§ GOAL:
Pull out from the material below all lines with "name".

··········

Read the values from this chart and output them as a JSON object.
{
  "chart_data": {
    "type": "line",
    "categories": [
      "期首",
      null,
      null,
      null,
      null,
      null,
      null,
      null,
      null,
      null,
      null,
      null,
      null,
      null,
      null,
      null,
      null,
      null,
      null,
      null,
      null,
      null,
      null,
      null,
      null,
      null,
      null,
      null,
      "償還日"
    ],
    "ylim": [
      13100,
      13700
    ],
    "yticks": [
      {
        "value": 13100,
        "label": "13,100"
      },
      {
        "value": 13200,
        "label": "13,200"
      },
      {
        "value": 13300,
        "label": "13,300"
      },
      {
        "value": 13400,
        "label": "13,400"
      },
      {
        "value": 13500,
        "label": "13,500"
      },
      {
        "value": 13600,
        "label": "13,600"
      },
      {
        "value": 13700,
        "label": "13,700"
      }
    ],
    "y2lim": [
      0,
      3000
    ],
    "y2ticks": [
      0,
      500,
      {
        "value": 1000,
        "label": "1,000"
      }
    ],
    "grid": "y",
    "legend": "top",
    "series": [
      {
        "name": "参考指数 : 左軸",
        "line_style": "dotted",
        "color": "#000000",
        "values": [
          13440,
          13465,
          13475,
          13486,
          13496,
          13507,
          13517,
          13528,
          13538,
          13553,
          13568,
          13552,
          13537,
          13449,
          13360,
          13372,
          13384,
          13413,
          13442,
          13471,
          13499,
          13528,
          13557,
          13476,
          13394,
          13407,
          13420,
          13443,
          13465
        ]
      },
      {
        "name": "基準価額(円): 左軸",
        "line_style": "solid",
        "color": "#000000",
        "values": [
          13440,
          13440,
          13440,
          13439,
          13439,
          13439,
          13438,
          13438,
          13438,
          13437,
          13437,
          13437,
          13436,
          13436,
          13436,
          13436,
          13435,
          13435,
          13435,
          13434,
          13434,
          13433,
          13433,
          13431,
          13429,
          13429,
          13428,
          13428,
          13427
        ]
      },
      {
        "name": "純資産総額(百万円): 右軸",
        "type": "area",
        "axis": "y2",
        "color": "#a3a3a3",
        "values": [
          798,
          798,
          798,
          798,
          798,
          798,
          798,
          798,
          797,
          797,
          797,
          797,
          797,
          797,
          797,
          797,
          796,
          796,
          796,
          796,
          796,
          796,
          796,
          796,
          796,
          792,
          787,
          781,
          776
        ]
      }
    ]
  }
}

··········

§ ANSWER TO THIS PROBLEM:
        "name": "参考指数 : 左軸",
        "name": "基準価額(円): 左軸",
        "name": "純資産総額(百万円): 右軸",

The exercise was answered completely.